BAGIAN TEKS
# # # #

Jumat, 12 Desember 2014

Panji Jawi

FILSAFAT WAYANG


Tradisi timur khususnya jawa berfikir menggunakan seluruh kemampuan rasa, cipta, karsa bahkan dengan intuisi atau kemampuan kontemplatif. Maka, sangatlah tepat kalau dikatakan bahwa pengetahuan tentang hidup bagi budaya jawa tidaklah dicapai dengan “keramaian” akal –pikir, tetapi dengan “keheningan” cipta-rasa-karsa dalam meditasi. Filsafat wayang bukan semata mata mencari keafiran saja, melainkan juga mencari “kesempurnaan”. Sementara itu, untuk mencapai kasempurnan dalam budaya pikir Jawa, khususnya dalam wayang, dikenal melalui tahap tahap kesadaran: kesadaran indrawi, kesadaran hening, kesadaran pribadi, dan kesadaran ilahi (manunggal Aku-pribadi-Sukma Kawekas). Tingkat tingkat kesadaran itu misalnya dalam pergelaran semalam suntuk disimbolkan dalam perubahan  (nem, sanga, dan manyura).

# # # #

BAGIAN DATA
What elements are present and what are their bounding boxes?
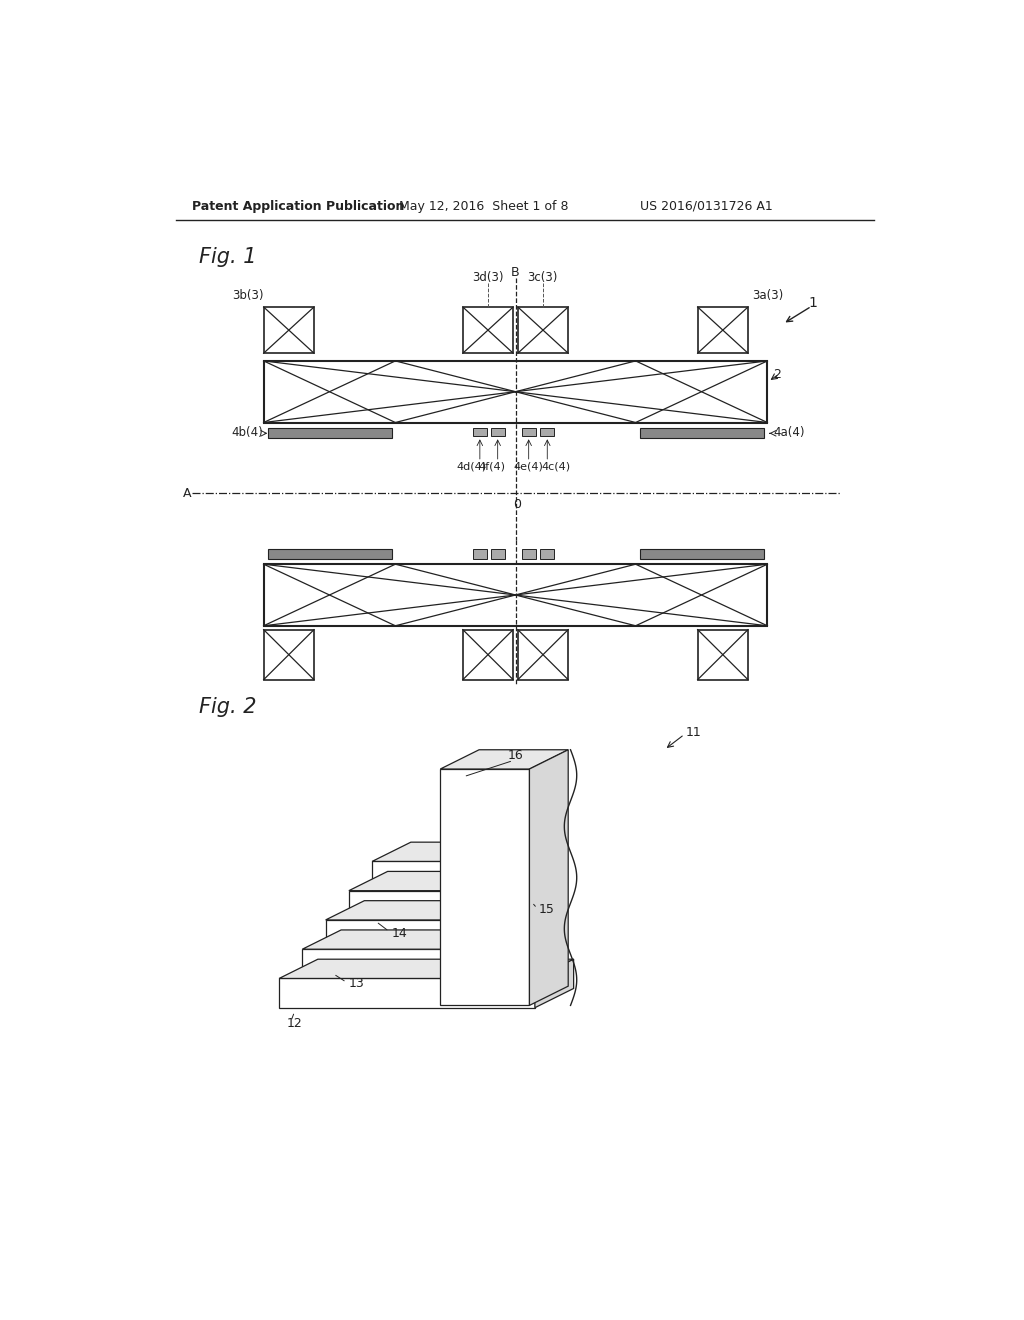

# # # #

TUGAS YANG DIKERJAKAN
A - Berdasarkan teks tentang filsafat wayang, tahap-tahap kesadaran apa yang dilalui untuk mencapai kesempurnaan dalam budaya pikir Jawa?
B - Tentukan apakah setiap pernyataan berikut sesuai dengan teks tentang filsafat wayang: (i) bagi budaya Jawa, pengetahuan tentang hidup dicapai dengan keramaian akal-pikir; (ii) tradisi Jawa berpikir juga menggunakan intuisi; (iii) filsafat wayang turut mencari kesempurnaan.

HASIL PER TUGAS
A - Kesadaran indrawi, kesadaran hening, kesadaran pribadi, dan kesadaran ilahi (manunggal Aku-pribadi-Sukma Kawekas).

B -
(i) Tidak: "tidaklah dicapai dengan “keramaian” akal –pikir, tetapi dengan “keheningan” cipta-rasa-karsa dalam meditasi"
(ii) Ya: "bahkan dengan intuisi atau kemampuan kontemplatif"
(iii) Ya: "melainkan juga mencari “kesempurnaan”"